Source material:
* * *
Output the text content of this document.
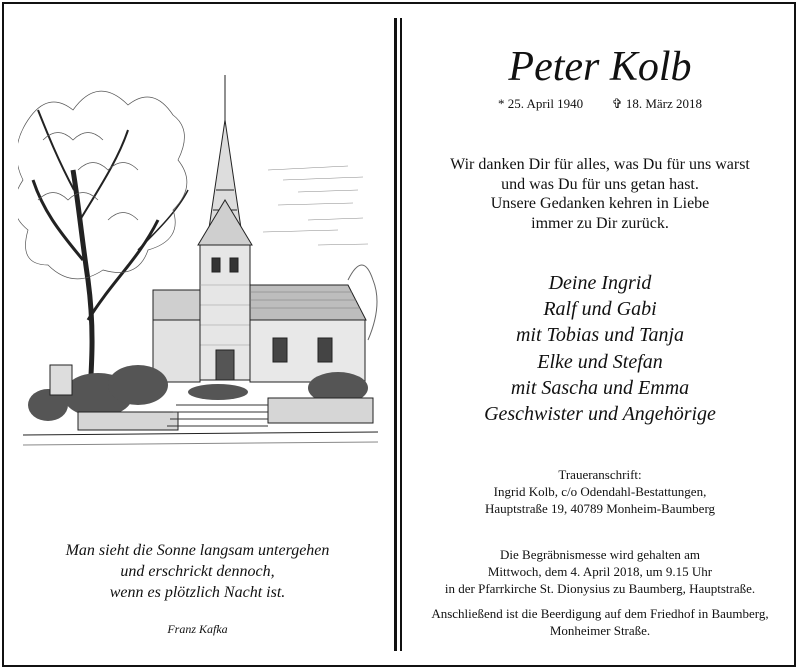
Man sieht die Sonne langsam untergehen
und erschrickt dennoch,
wenn es plötzlich Nacht ist.
Franz Kafka
Peter Kolb
* 25. April 1940 ✞ 18. März 2018
Wir danken Dir für alles, was Du für uns warst
und was Du für uns getan hast.
Unsere Gedanken kehren in Liebe
immer zu Dir zurück.
Deine Ingrid
Ralf und Gabi
mit Tobias und Tanja
Elke und Stefan
mit Sascha und Emma
Geschwister und Angehörige
Traueranschrift:
Ingrid Kolb, c/o Odendahl-Bestattungen,
Hauptstraße 19, 40789 Monheim-Baumberg
Die Begräbnismesse wird gehalten am
Mittwoch, dem 4. April 2018, um 9.15 Uhr
in der Pfarrkirche St. Dionysius zu Baumberg, Hauptstraße.
Anschließend ist die Beerdigung auf dem Friedhof in Baumberg,
Monheimer Straße.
* * *
Do this: Reproduce the entries exactly. Do not carry over any picture.

Written solution:
Output the text content of this document.
Man sieht die Sonne langsam untergehen
und erschrickt dennoch,
wenn es plötzlich Nacht ist.
Franz Kafka
Peter Kolb
* 25. April 1940 ✞ 18. März 2018
Wir danken Dir für alles, was Du für uns warst
und was Du für uns getan hast.
Unsere Gedanken kehren in Liebe
immer zu Dir zurück.
Deine Ingrid
Ralf und Gabi
mit Tobias und Tanja
Elke und Stefan
mit Sascha und Emma
Geschwister und Angehörige
Traueranschrift:
Ingrid Kolb, c/o Odendahl-Bestattungen,
Hauptstraße 19, 40789 Monheim-Baumberg
Die Begräbnismesse wird gehalten am
Mittwoch, dem 4. April 2018, um 9.15 Uhr
in der Pfarrkirche St. Dionysius zu Baumberg, Hauptstraße.
Anschließend ist die Beerdigung auf dem Friedhof in Baumberg,
Monheimer Straße.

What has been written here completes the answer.